## EXERCISE OBJECTIVE
Say how many lines of the material below contain the word "research", with no other words.

## RECORDS TO PROCESS
---

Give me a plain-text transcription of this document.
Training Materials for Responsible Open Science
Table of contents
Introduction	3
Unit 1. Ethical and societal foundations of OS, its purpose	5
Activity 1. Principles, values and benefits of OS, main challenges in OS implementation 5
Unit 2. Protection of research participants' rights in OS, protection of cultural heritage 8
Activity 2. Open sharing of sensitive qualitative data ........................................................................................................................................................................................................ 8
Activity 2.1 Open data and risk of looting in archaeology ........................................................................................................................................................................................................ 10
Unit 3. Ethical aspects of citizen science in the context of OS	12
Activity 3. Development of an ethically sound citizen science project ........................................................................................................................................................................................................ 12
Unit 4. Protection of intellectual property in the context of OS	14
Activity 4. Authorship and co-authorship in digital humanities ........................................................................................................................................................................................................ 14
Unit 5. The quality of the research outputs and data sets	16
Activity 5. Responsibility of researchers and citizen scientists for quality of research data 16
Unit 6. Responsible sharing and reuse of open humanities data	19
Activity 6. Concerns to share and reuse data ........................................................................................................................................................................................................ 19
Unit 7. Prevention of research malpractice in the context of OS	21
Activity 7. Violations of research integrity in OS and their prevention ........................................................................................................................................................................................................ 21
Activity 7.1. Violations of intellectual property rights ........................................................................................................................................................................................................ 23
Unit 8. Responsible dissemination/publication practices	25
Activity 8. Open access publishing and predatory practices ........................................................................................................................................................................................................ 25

---

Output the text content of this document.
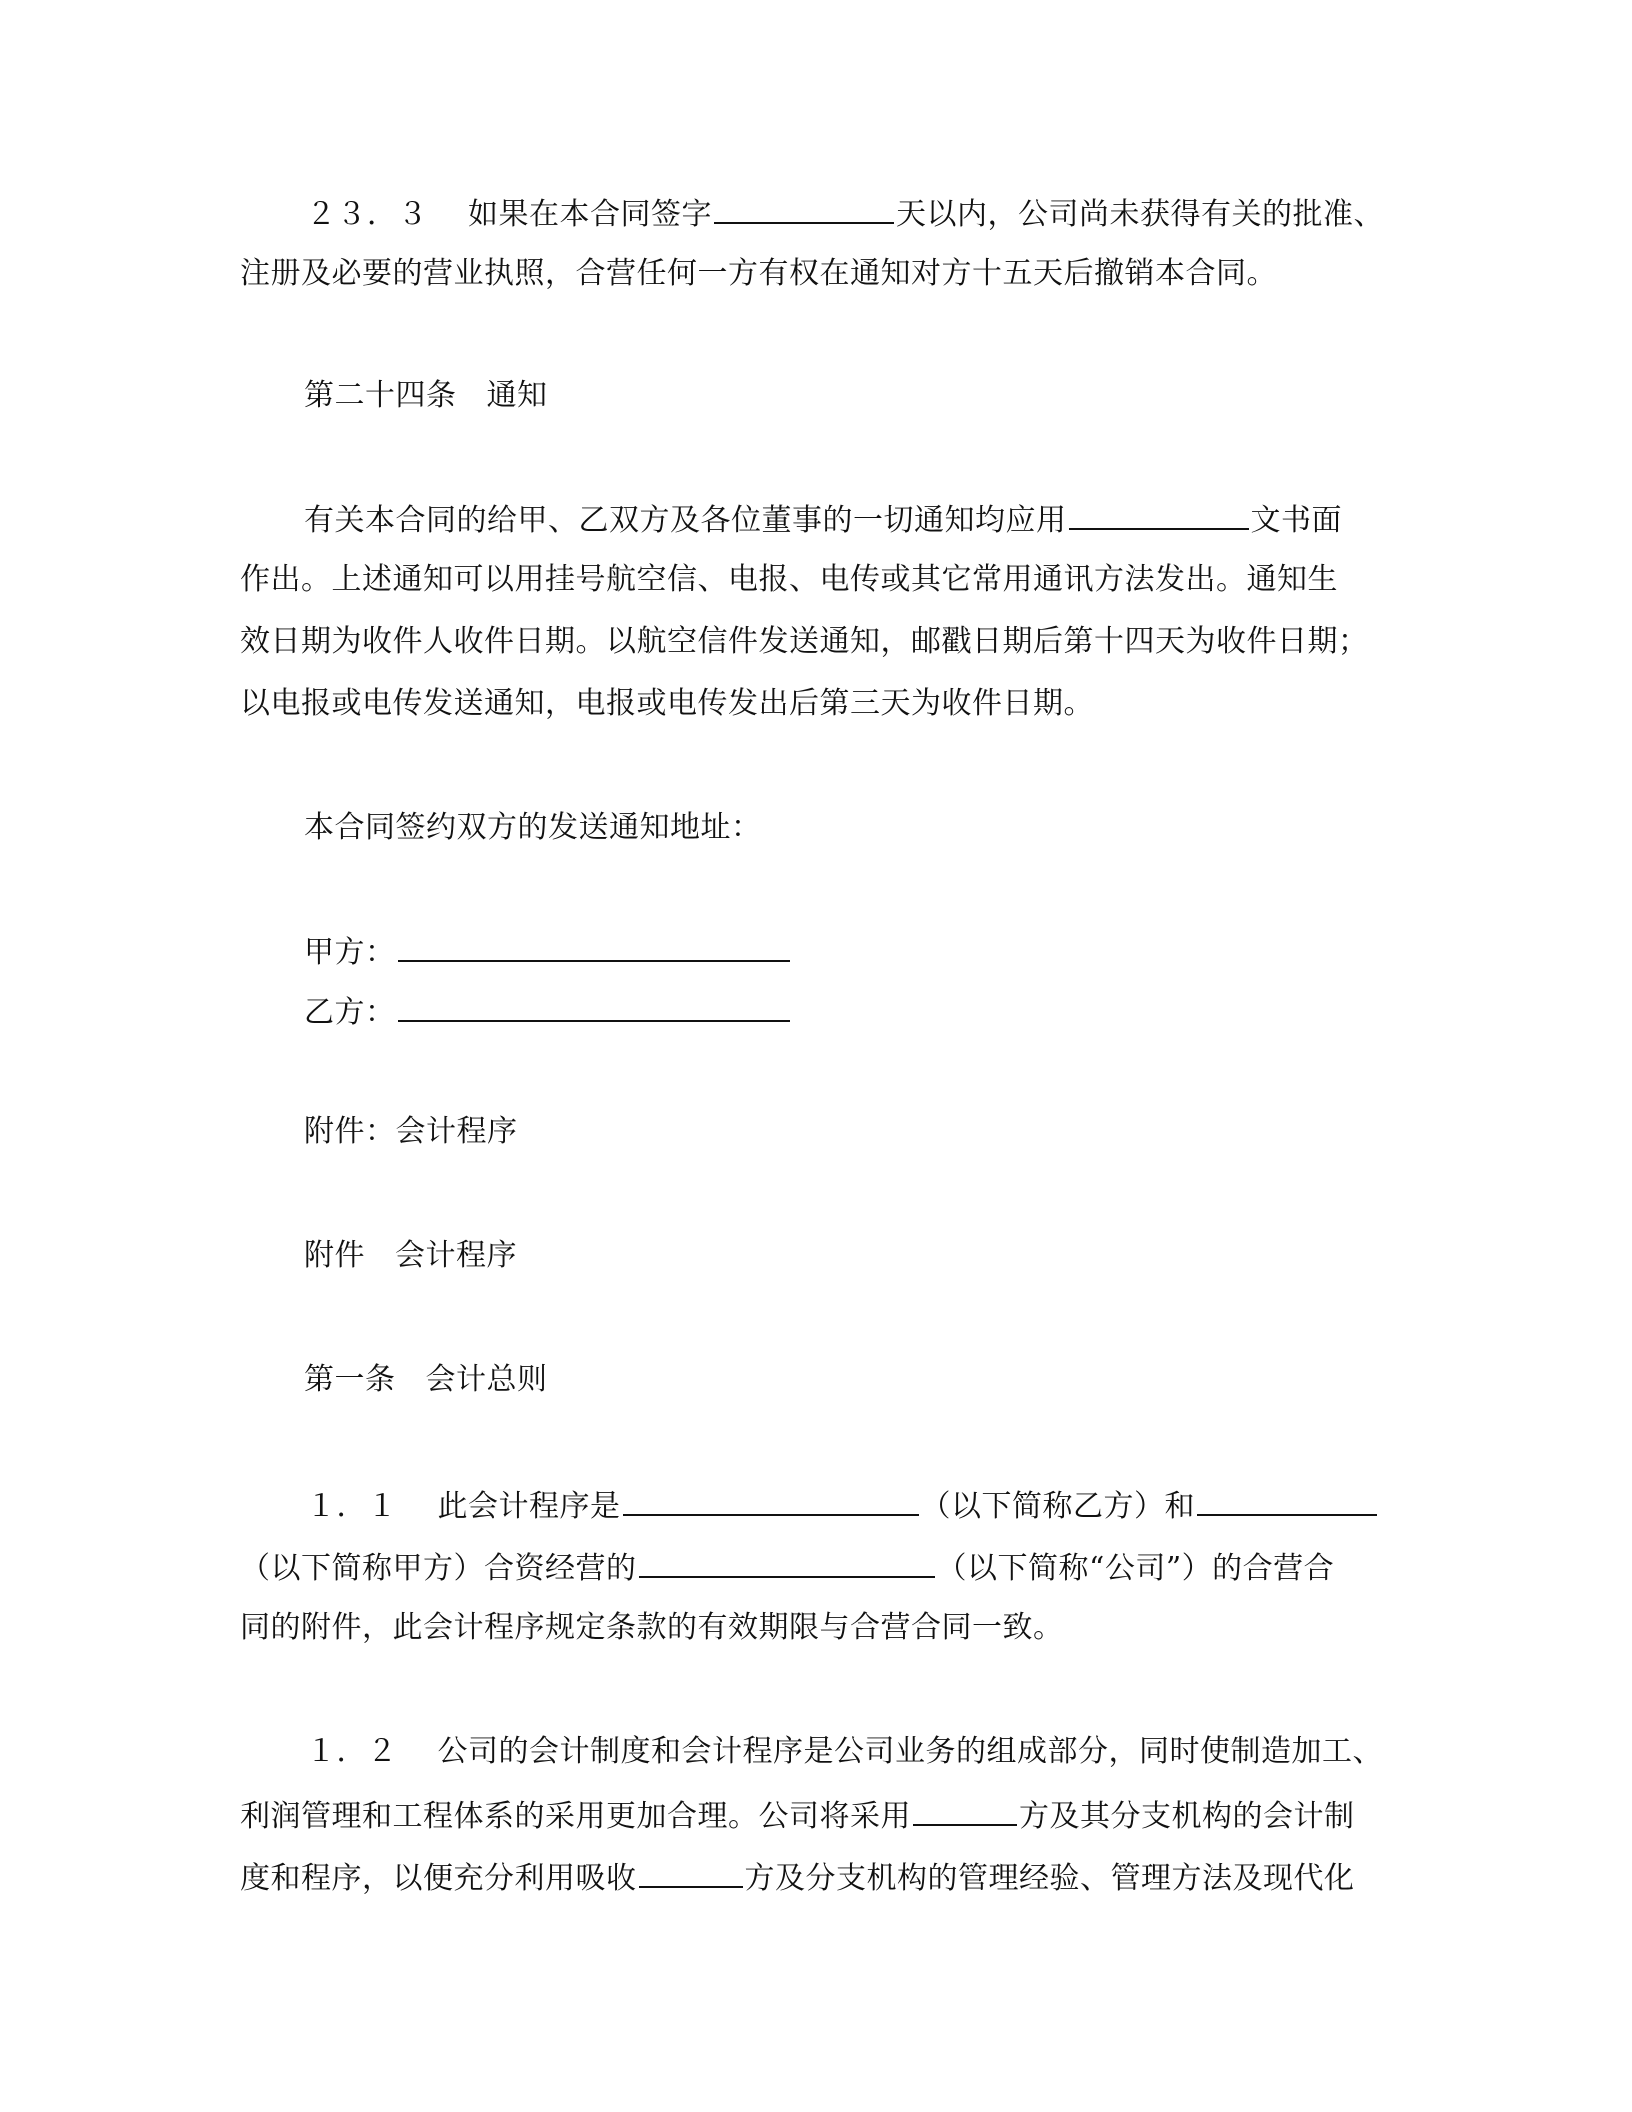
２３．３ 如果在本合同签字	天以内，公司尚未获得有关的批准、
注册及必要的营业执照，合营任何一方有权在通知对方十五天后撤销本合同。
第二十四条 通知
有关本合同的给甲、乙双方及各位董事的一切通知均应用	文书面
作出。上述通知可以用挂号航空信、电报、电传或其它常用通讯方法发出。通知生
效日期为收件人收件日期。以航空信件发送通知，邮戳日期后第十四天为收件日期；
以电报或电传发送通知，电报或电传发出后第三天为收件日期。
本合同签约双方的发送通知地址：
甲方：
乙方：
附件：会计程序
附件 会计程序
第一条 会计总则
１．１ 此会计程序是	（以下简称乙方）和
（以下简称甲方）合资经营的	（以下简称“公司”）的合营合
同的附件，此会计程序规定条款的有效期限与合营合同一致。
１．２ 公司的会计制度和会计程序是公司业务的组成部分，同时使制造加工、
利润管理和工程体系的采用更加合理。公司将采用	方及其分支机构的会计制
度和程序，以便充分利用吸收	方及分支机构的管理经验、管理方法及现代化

---

## COMPLETED TASK
5